## GIVEN EXERCISE
Output all of the entries below precisely as written.

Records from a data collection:
^^^^^^^^

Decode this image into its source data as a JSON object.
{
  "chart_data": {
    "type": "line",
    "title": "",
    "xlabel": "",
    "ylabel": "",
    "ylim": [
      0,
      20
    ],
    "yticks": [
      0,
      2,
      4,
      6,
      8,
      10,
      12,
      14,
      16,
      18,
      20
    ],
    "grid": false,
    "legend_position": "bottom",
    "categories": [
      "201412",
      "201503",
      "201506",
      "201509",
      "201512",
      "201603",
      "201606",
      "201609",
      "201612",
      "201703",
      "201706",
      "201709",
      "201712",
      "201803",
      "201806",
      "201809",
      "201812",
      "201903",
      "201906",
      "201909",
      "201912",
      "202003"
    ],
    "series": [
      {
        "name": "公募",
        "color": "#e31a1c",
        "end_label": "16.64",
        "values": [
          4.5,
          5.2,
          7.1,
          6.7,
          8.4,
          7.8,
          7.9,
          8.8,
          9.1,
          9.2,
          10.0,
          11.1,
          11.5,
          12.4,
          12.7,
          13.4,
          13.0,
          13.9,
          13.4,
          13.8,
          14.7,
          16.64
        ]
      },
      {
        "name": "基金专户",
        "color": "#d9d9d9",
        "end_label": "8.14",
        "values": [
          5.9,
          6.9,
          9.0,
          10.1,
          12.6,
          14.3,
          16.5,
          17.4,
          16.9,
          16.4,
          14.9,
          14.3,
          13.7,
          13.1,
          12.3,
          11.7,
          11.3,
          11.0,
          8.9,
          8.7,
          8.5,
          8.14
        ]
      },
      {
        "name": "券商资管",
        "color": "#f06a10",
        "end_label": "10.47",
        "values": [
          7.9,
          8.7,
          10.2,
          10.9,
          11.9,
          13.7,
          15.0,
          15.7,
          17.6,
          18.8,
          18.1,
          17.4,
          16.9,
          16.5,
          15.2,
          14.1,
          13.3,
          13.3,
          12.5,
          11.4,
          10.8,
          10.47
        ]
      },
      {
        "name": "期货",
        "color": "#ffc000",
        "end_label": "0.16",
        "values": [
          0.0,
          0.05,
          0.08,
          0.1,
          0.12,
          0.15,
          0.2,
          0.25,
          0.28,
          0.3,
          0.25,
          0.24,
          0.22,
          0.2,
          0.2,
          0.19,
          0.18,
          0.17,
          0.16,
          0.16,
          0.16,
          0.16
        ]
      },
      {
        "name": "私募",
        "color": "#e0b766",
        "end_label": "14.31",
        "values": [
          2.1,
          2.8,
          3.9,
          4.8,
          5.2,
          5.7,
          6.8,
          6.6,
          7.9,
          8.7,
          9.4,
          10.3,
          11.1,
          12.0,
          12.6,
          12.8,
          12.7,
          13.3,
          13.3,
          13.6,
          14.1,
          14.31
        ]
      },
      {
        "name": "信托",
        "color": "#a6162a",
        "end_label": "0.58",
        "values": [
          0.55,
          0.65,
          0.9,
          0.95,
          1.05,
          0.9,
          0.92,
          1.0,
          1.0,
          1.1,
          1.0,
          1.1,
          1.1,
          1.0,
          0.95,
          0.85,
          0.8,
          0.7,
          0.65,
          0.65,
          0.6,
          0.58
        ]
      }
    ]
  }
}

^^^^^^^^

## RIGHT ANSWER
Decode this image into its source data as a JSON object.
{
  "chart_data": {
    "type": "line",
    "title": "",
    "xlabel": "",
    "ylabel": "",
    "ylim": [
      0,
      20
    ],
    "yticks": [
      0,
      2,
      4,
      6,
      8,
      10,
      12,
      14,
      16,
      18,
      20
    ],
    "grid": false,
    "legend_position": "bottom",
    "categories": [
      "201412",
      "201503",
      "201506",
      "201509",
      "201512",
      "201603",
      "201606",
      "201609",
      "201612",
      "201703",
      "201706",
      "201709",
      "201712",
      "201803",
      "201806",
      "201809",
      "201812",
      "201903",
      "201906",
      "201909",
      "201912",
      "202003"
    ],
    "series": [
      {
        "name": "公募",
        "color": "#e31a1c",
        "end_label": "16.64",
        "values": [
          4.5,
          5.2,
          7.1,
          6.7,
          8.4,
          7.8,
          7.9,
          8.8,
          9.1,
          9.2,
          10.0,
          11.1,
          11.5,
          12.4,
          12.7,
          13.4,
          13.0,
          13.9,
          13.4,
          13.8,
          14.7,
          16.64
        ]
      },
      {
        "name": "基金专户",
        "color": "#d9d9d9",
        "end_label": "8.14",
        "values": [
          5.9,
          6.9,
          9.0,
          10.1,
          12.6,
          14.3,
          16.5,
          17.4,
          16.9,
          16.4,
          14.9,
          14.3,
          13.7,
          13.1,
          12.3,
          11.7,
          11.3,
          11.0,
          8.9,
          8.7,
          8.5,
          8.14
        ]
      },
      {
        "name": "券商资管",
        "color": "#f06a10",
        "end_label": "10.47",
        "values": [
          7.9,
          8.7,
          10.2,
          10.9,
          11.9,
          13.7,
          15.0,
          15.7,
          17.6,
          18.8,
          18.1,
          17.4,
          16.9,
          16.5,
          15.2,
          14.1,
          13.3,
          13.3,
          12.5,
          11.4,
          10.8,
          10.47
        ]
      },
      {
        "name": "期货",
        "color": "#ffc000",
        "end_label": "0.16",
        "values": [
          0.0,
          0.05,
          0.08,
          0.1,
          0.12,
          0.15,
          0.2,
          0.25,
          0.28,
          0.3,
          0.25,
          0.24,
          0.22,
          0.2,
          0.2,
          0.19,
          0.18,
          0.17,
          0.16,
          0.16,
          0.16,
          0.16
        ]
      },
      {
        "name": "私募",
        "color": "#e0b766",
        "end_label": "14.31",
        "values": [
          2.1,
          2.8,
          3.9,
          4.8,
          5.2,
          5.7,
          6.8,
          6.6,
          7.9,
          8.7,
          9.4,
          10.3,
          11.1,
          12.0,
          12.6,
          12.8,
          12.7,
          13.3,
          13.3,
          13.6,
          14.1,
          14.31
        ]
      },
      {
        "name": "信托",
        "color": "#a6162a",
        "end_label": "0.58",
        "values": [
          0.55,
          0.65,
          0.9,
          0.95,
          1.05,
          0.9,
          0.92,
          1.0,
          1.0,
          1.1,
          1.0,
          1.1,
          1.1,
          1.0,
          0.95,
          0.85,
          0.8,
          0.7,
          0.65,
          0.65,
          0.6,
          0.58
        ]
      }
    ]
  }
}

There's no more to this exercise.